Dear Diana: Femme Spotting

I’m a high femme who often gets read as straight by most lesbians. Other than by adding rainbow accessories to my outfits, are there any good queer markers for high femmes?

Listen sister, I feel your pain. I mean what’s a girl got to do to get a little attention around here?

Hello? Butches? I’m talking to you. Stop thinking we’re hanging out in the bar being all bicurious, trying to pick up a lady so we can have sex with her in front of our boyfriend. Because that’s gross.

I once saw a straight couple walk into the Lexington with that sort of thing in mind. I think the dude was wearing a flowy rayon shirt? They didn’t stay long. I guess they didn’t find a bunch of big ol’ tattooed, pool playing bulldaggers as hot as I do. Ha. Good because that means more for me!

Oh wait, this isn’t answering your question at all, is it?

OK, there are a few ways to queer yourself up even when you dress like a lady.

**Task requirements:**
a: In the advice column on femme spotting, what does the letter writer say most lesbians often read them as?
b: Pick up the femme-spotting advice column after its last line and write the tips it promises.

**Data provided:**

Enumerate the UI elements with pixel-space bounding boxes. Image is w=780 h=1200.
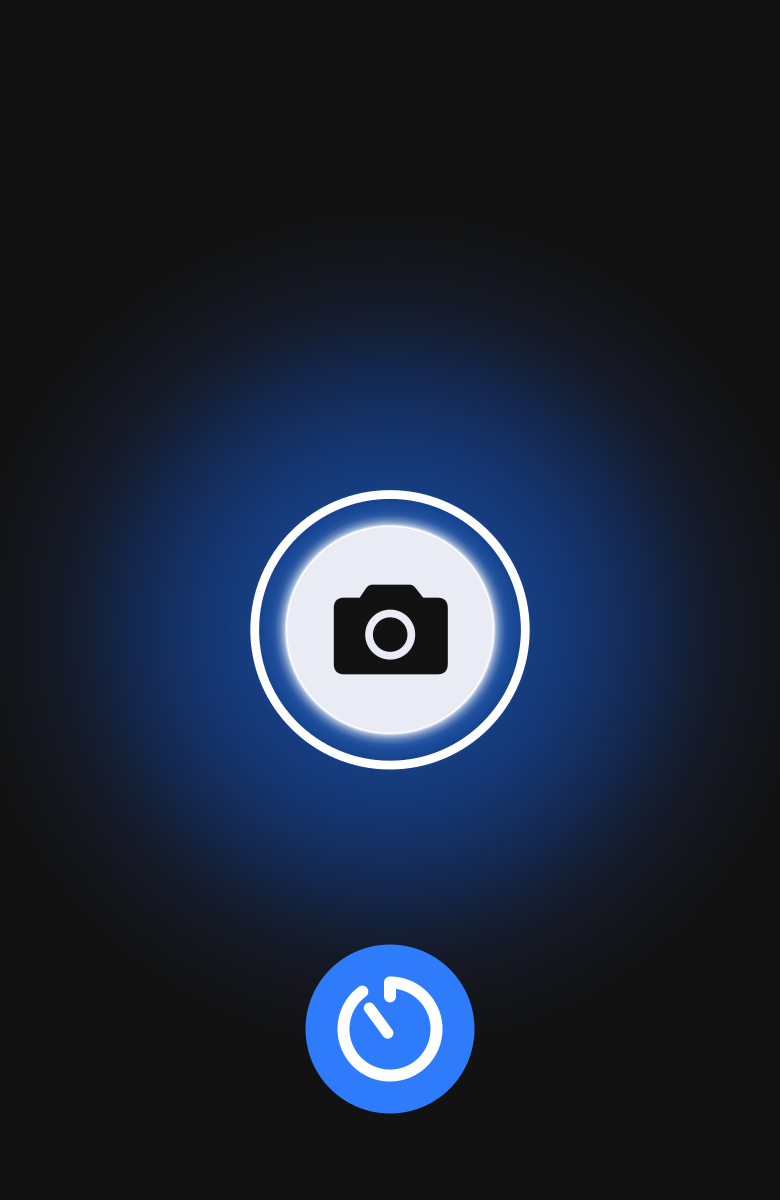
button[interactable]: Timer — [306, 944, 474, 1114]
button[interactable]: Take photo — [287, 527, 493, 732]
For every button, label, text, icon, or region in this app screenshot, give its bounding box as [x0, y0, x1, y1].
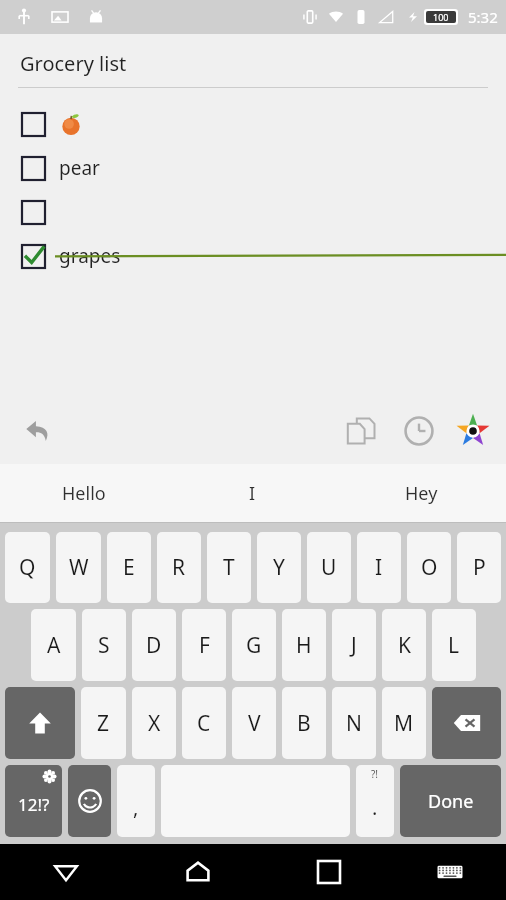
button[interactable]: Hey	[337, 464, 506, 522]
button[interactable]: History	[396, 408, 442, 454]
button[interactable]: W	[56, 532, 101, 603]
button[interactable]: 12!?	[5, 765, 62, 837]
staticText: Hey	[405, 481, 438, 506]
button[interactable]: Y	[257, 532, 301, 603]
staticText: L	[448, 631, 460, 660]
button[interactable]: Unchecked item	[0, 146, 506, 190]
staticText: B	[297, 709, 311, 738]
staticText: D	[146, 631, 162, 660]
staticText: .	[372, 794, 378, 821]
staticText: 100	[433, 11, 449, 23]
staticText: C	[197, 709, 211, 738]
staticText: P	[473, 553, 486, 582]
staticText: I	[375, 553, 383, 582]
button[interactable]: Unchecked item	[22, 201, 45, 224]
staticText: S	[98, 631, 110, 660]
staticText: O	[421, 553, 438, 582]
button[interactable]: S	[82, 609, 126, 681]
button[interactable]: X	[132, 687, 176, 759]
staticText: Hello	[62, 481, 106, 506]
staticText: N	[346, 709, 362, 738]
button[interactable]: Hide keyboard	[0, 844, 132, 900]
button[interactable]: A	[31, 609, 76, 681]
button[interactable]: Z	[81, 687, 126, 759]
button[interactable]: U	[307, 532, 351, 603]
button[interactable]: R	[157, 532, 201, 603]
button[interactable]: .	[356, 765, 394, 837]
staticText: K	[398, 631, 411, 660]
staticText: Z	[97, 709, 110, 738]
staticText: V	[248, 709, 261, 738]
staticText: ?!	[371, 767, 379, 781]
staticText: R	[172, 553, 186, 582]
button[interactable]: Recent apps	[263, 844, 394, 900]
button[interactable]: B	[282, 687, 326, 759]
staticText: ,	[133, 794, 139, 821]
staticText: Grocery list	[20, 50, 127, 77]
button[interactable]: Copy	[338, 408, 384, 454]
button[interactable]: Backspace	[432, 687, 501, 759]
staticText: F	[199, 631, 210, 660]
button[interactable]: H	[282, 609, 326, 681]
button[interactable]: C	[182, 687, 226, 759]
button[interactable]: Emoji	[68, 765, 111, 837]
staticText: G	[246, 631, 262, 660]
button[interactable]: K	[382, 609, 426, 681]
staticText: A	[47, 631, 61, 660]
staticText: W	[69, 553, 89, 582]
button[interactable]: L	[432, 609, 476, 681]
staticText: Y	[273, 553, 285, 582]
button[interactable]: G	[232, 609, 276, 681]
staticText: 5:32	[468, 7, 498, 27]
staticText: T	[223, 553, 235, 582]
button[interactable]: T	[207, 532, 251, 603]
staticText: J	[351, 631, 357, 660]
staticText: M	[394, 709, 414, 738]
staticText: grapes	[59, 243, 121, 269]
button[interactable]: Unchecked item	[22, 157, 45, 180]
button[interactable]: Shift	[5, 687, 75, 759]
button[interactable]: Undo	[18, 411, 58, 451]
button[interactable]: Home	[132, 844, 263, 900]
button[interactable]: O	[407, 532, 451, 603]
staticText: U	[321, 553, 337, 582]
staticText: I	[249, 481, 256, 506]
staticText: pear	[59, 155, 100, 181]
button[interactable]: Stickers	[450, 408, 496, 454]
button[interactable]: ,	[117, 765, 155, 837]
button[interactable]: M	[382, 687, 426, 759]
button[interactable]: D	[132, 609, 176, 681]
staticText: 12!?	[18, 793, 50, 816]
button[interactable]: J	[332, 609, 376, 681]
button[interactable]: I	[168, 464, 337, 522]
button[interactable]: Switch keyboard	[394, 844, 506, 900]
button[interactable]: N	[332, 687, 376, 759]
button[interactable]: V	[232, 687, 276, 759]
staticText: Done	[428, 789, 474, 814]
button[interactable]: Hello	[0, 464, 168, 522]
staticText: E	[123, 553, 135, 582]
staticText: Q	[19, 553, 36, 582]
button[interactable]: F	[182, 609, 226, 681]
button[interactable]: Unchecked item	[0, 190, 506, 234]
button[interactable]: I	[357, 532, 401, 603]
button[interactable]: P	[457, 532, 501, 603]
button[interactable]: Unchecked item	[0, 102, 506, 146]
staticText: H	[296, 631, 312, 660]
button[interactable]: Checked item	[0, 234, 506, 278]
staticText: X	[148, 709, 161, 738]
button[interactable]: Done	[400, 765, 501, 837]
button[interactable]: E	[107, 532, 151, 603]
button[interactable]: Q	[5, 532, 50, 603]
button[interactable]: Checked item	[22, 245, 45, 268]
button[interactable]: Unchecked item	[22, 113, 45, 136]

**Answer set:**
a: Straight.

b:
Bust out your take-me-seriously glasses. The only drawback to this one is that Lisa Loeb co-opted the hoochie librarian look in 2000; effectively watering down a high femme standard. God damn straight people always get their fashion ideas from queers! This tip wont get you read as gay on the street, but it will still help you out in the dyke bar.

Learn to flirt. Be more aggressive. Don’t be afraid to tell a woman she’s hot. If you are waiting for the other woman to make all the moves and she’s wondering if you are really gay, no one is going to get any. If you are high femme the onus to make the move often falls on you.

Tattoos are an option. Don’t get anything cheesy like, say, a big Lambda on your forearm, because people will laugh at you. But there is something about the juxtaposition of a little Marc Jacobs cocktail dress and visible tattoo that reads queer.

Finally, try dressing like a drag queen. Female femininity, as much as female masculinity is a construct. While your gender may be inherent, your presentation of it isn’t. I was not born wearing false eyelashes and a push-up bra, were you? So if you take your femininity to another level–hone it, perform it, make it unique–the intelligent women, the ones with a trained eye, will read you queer.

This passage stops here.